— Start MATERIAL PROVIDED —

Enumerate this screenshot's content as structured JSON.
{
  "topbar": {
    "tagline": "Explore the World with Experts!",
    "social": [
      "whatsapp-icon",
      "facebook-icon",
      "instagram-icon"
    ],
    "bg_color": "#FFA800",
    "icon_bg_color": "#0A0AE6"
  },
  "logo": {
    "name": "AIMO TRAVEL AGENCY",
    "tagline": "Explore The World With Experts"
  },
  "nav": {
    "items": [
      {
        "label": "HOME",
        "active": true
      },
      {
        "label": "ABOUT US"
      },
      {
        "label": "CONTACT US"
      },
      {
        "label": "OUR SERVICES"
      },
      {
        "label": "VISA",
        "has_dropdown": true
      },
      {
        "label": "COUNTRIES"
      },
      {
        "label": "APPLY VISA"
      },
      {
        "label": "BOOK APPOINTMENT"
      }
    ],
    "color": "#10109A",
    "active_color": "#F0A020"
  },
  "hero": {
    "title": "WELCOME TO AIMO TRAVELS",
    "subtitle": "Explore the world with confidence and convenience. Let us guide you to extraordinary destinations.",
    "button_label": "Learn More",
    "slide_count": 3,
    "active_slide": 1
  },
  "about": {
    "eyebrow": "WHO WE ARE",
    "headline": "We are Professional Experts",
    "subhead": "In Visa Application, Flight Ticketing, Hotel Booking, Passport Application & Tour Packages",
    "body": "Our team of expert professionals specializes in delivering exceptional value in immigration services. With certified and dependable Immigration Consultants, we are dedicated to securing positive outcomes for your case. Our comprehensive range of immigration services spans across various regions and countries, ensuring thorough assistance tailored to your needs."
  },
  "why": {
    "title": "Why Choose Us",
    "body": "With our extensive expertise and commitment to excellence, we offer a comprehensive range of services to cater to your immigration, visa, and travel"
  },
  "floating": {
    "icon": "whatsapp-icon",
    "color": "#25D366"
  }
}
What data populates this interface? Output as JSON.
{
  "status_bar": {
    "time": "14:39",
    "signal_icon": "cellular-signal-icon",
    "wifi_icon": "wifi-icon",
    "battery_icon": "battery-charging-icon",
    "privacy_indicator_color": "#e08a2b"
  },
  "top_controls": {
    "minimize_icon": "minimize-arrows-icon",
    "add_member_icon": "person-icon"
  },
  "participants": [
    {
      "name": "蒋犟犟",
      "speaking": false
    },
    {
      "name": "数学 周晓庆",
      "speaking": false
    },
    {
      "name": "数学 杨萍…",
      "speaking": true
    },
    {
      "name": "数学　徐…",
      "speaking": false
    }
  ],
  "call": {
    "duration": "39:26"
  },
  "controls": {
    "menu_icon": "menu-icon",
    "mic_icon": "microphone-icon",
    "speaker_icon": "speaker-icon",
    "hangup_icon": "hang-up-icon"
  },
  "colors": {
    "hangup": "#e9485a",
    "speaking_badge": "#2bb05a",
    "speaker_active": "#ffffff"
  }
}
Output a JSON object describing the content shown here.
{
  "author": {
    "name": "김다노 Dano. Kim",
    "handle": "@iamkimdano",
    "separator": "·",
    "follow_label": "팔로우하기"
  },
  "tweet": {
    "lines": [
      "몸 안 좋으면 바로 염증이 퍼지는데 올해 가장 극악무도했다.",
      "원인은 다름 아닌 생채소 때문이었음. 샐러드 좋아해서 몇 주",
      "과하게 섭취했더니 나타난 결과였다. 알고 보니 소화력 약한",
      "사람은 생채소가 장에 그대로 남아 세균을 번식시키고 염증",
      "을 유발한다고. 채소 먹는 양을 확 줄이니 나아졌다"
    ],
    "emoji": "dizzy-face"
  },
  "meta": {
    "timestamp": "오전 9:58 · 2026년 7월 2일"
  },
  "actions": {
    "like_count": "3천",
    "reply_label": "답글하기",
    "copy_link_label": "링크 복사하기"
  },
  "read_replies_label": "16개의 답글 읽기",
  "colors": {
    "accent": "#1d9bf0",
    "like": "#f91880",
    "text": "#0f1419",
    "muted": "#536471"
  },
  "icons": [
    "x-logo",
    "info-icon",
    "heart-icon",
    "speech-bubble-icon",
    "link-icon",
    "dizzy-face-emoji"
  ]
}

— End MATERIAL PROVIDED —

Output the records above in their entirety, exactly.

SOLUTION BELOW:
Enumerate this screenshot's content as structured JSON.
{
  "topbar": {
    "tagline": "Explore the World with Experts!",
    "social": [
      "whatsapp-icon",
      "facebook-icon",
      "instagram-icon"
    ],
    "bg_color": "#FFA800",
    "icon_bg_color": "#0A0AE6"
  },
  "logo": {
    "name": "AIMO TRAVEL AGENCY",
    "tagline": "Explore The World With Experts"
  },
  "nav": {
    "items": [
      {
        "label": "HOME",
        "active": true
      },
      {
        "label": "ABOUT US"
      },
      {
        "label": "CONTACT US"
      },
      {
        "label": "OUR SERVICES"
      },
      {
        "label": "VISA",
        "has_dropdown": true
      },
      {
        "label": "COUNTRIES"
      },
      {
        "label": "APPLY VISA"
      },
      {
        "label": "BOOK APPOINTMENT"
      }
    ],
    "color": "#10109A",
    "active_color": "#F0A020"
  },
  "hero": {
    "title": "WELCOME TO AIMO TRAVELS",
    "subtitle": "Explore the world with confidence and convenience. Let us guide you to extraordinary destinations.",
    "button_label": "Learn More",
    "slide_count": 3,
    "active_slide": 1
  },
  "about": {
    "eyebrow": "WHO WE ARE",
    "headline": "We are Professional Experts",
    "subhead": "In Visa Application, Flight Ticketing, Hotel Booking, Passport Application & Tour Packages",
    "body": "Our team of expert professionals specializes in delivering exceptional value in immigration services. With certified and dependable Immigration Consultants, we are dedicated to securing positive outcomes for your case. Our comprehensive range of immigration services spans across various regions and countries, ensuring thorough assistance tailored to your needs."
  },
  "why": {
    "title": "Why Choose Us",
    "body": "With our extensive expertise and commitment to excellence, we offer a comprehensive range of services to cater to your immigration, visa, and travel"
  },
  "floating": {
    "icon": "whatsapp-icon",
    "color": "#25D366"
  }
}
What data populates this interface? Output as JSON.
{
  "status_bar": {
    "time": "14:39",
    "signal_icon": "cellular-signal-icon",
    "wifi_icon": "wifi-icon",
    "battery_icon": "battery-charging-icon",
    "privacy_indicator_color": "#e08a2b"
  },
  "top_controls": {
    "minimize_icon": "minimize-arrows-icon",
    "add_member_icon": "person-icon"
  },
  "participants": [
    {
      "name": "蒋犟犟",
      "speaking": false
    },
    {
      "name": "数学 周晓庆",
      "speaking": false
    },
    {
      "name": "数学 杨萍…",
      "speaking": true
    },
    {
      "name": "数学　徐…",
      "speaking": false
    }
  ],
  "call": {
    "duration": "39:26"
  },
  "controls": {
    "menu_icon": "menu-icon",
    "mic_icon": "microphone-icon",
    "speaker_icon": "speaker-icon",
    "hangup_icon": "hang-up-icon"
  },
  "colors": {
    "hangup": "#e9485a",
    "speaking_badge": "#2bb05a",
    "speaker_active": "#ffffff"
  }
}
Output a JSON object describing the content shown here.
{
  "author": {
    "name": "김다노 Dano. Kim",
    "handle": "@iamkimdano",
    "separator": "·",
    "follow_label": "팔로우하기"
  },
  "tweet": {
    "lines": [
      "몸 안 좋으면 바로 염증이 퍼지는데 올해 가장 극악무도했다.",
      "원인은 다름 아닌 생채소 때문이었음. 샐러드 좋아해서 몇 주",
      "과하게 섭취했더니 나타난 결과였다. 알고 보니 소화력 약한",
      "사람은 생채소가 장에 그대로 남아 세균을 번식시키고 염증",
      "을 유발한다고. 채소 먹는 양을 확 줄이니 나아졌다"
    ],
    "emoji": "dizzy-face"
  },
  "meta": {
    "timestamp": "오전 9:58 · 2026년 7월 2일"
  },
  "actions": {
    "like_count": "3천",
    "reply_label": "답글하기",
    "copy_link_label": "링크 복사하기"
  },
  "read_replies_label": "16개의 답글 읽기",
  "colors": {
    "accent": "#1d9bf0",
    "like": "#f91880",
    "text": "#0f1419",
    "muted": "#536471"
  },
  "icons": [
    "x-logo",
    "info-icon",
    "heart-icon",
    "speech-bubble-icon",
    "link-icon",
    "dizzy-face-emoji"
  ]
}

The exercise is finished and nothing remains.